Exercise ▸ Return the lines below that carry the word "的逻辑主语".

Given records ▸
+---+

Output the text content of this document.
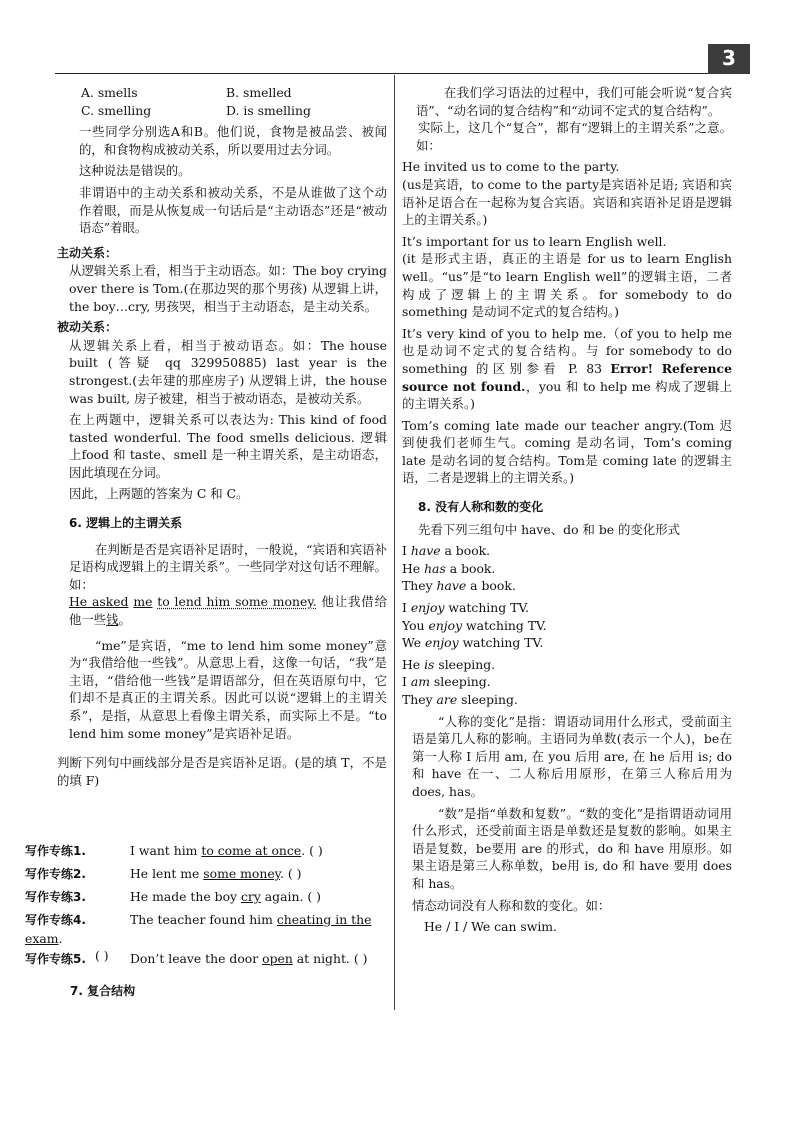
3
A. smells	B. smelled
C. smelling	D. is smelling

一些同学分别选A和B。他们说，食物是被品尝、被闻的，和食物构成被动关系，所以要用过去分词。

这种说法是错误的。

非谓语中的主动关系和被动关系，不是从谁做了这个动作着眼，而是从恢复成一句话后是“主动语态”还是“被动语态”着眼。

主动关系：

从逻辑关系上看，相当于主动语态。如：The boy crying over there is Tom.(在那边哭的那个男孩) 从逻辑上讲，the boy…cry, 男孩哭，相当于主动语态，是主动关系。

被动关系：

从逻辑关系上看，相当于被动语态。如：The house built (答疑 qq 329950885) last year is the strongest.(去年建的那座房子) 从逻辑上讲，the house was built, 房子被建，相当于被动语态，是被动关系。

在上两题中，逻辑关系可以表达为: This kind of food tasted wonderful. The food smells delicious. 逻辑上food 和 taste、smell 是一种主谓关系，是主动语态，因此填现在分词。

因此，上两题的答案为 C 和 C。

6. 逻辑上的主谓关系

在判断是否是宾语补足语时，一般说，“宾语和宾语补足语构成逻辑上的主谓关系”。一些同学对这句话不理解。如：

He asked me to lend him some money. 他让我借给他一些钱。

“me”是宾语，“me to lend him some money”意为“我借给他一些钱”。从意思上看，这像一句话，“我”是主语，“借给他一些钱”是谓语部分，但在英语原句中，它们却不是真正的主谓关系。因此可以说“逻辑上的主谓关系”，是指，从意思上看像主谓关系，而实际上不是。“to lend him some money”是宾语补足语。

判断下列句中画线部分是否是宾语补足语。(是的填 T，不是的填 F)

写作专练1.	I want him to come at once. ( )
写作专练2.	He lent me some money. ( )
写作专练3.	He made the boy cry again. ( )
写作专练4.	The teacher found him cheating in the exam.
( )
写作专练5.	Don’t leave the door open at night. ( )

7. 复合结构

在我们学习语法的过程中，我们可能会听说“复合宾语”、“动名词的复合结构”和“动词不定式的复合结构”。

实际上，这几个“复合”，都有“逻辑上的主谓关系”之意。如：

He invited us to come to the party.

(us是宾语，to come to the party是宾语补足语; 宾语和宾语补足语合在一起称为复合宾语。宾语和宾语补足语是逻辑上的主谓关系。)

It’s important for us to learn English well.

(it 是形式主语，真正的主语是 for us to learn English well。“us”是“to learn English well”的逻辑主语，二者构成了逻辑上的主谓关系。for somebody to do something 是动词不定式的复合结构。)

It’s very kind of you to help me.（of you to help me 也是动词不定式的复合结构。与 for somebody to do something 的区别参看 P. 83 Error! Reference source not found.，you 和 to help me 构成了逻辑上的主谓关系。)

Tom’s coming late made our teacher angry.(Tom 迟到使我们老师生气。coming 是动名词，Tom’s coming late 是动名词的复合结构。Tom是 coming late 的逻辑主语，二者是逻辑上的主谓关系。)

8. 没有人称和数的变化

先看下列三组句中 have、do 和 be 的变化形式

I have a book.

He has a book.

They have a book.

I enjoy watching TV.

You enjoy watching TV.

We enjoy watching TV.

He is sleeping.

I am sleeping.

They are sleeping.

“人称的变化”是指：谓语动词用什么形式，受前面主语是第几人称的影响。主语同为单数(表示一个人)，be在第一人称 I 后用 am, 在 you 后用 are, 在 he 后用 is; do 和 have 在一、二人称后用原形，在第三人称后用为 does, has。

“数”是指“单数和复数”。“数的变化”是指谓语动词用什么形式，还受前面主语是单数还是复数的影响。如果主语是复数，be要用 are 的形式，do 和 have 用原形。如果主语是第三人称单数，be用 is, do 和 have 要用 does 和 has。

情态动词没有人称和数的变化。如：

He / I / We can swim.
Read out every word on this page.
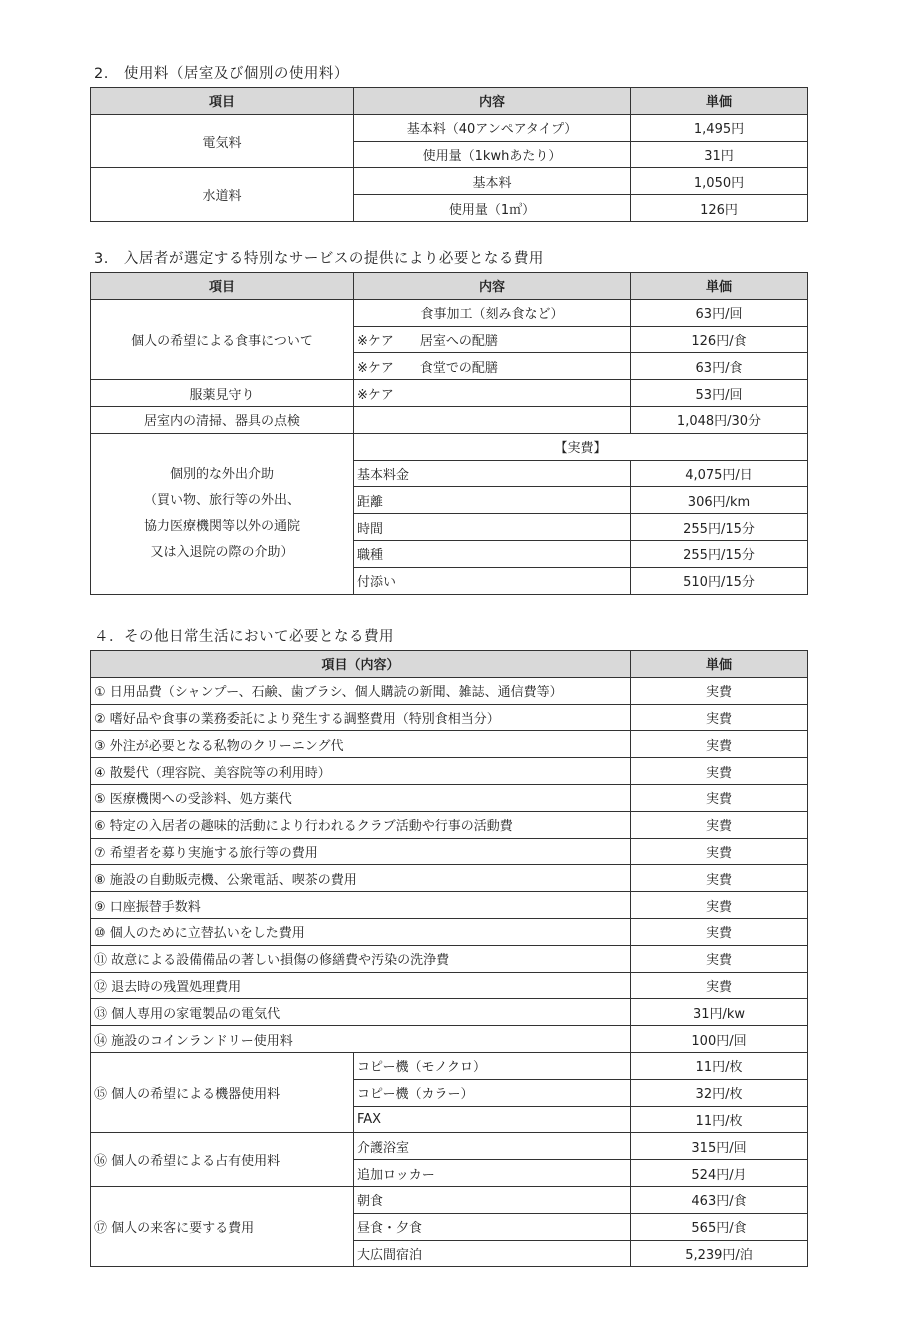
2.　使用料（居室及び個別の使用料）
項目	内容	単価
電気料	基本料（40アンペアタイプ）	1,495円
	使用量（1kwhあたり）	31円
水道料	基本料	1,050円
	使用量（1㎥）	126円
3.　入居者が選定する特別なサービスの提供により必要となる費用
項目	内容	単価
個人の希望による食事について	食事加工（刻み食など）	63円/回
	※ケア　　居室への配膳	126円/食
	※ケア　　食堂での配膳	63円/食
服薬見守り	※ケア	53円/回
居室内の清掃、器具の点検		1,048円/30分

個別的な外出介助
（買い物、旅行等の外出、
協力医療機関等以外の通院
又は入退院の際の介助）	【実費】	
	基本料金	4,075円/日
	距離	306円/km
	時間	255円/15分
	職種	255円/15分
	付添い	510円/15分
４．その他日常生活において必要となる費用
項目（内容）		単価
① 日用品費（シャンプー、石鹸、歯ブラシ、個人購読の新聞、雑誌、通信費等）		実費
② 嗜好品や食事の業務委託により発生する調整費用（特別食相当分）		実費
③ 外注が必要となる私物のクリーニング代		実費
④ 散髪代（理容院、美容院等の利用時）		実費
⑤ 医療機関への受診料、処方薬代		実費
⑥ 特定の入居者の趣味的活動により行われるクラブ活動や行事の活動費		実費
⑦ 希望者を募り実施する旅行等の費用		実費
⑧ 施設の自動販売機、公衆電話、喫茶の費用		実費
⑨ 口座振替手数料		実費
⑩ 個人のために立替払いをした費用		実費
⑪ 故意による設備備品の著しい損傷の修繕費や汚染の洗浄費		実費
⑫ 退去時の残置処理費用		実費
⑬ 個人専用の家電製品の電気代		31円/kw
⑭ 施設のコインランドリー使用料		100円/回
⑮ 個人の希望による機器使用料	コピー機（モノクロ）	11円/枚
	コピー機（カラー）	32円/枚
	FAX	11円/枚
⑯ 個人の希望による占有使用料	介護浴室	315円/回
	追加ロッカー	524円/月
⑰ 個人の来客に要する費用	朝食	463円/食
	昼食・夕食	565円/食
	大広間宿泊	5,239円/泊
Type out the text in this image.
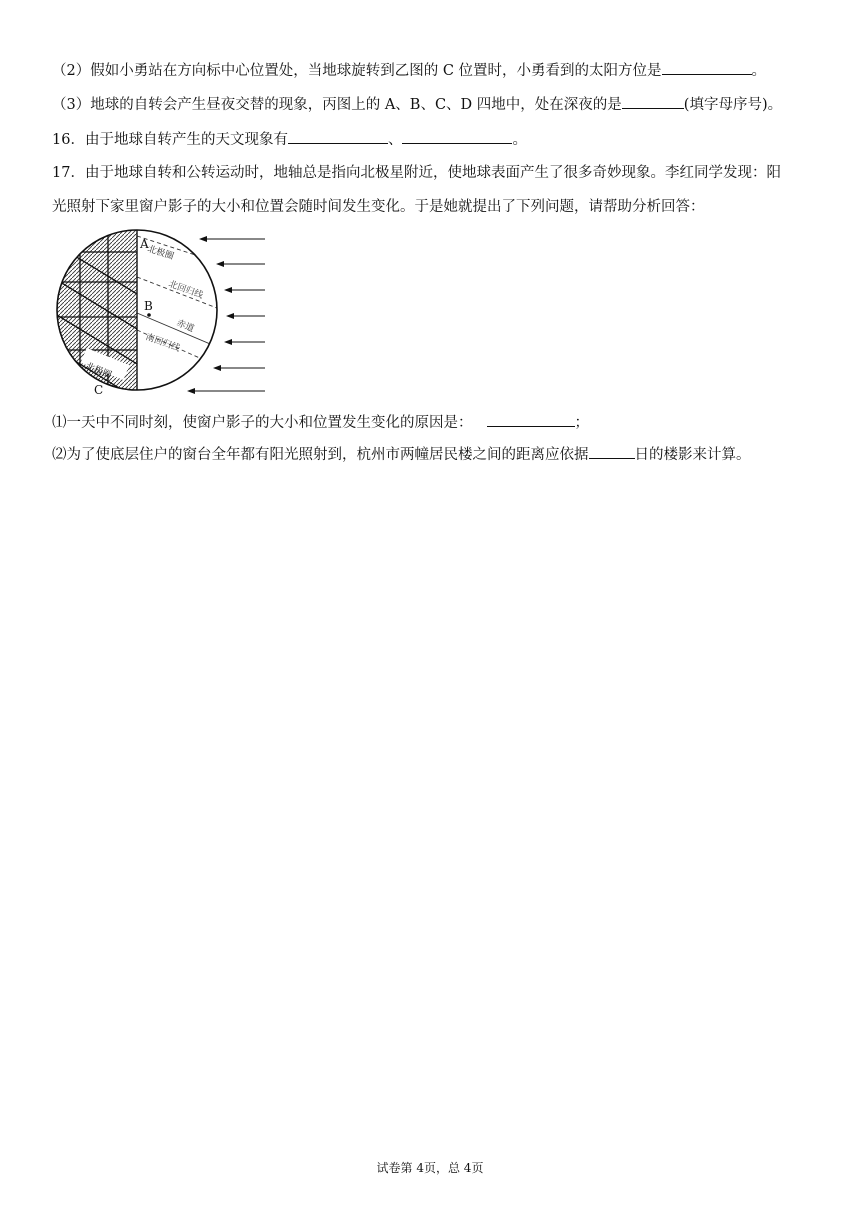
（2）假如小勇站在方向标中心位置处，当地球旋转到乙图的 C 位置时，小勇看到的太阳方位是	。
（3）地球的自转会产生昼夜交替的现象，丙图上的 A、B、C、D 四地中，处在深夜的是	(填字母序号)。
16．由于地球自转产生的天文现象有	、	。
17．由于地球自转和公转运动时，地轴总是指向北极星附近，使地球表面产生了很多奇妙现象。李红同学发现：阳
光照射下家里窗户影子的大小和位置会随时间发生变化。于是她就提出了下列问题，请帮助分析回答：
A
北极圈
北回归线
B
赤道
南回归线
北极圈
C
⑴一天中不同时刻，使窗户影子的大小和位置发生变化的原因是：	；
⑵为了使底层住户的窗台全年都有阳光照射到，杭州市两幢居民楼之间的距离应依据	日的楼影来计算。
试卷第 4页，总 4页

+---+

Output below ▸
(it 是形式主语，真正的主语是 for us to learn English well。“us”是“to learn English well”的逻辑主语，二者构成了逻辑上的主谓关系。for somebody to do something 是动词不定式的复合结构。)
Tom’s coming late made our teacher angry.(Tom 迟到使我们老师生气。coming 是动名词，Tom’s coming late 是动名词的复合结构。Tom是 coming late 的逻辑主语，二者是逻辑上的主谓关系。)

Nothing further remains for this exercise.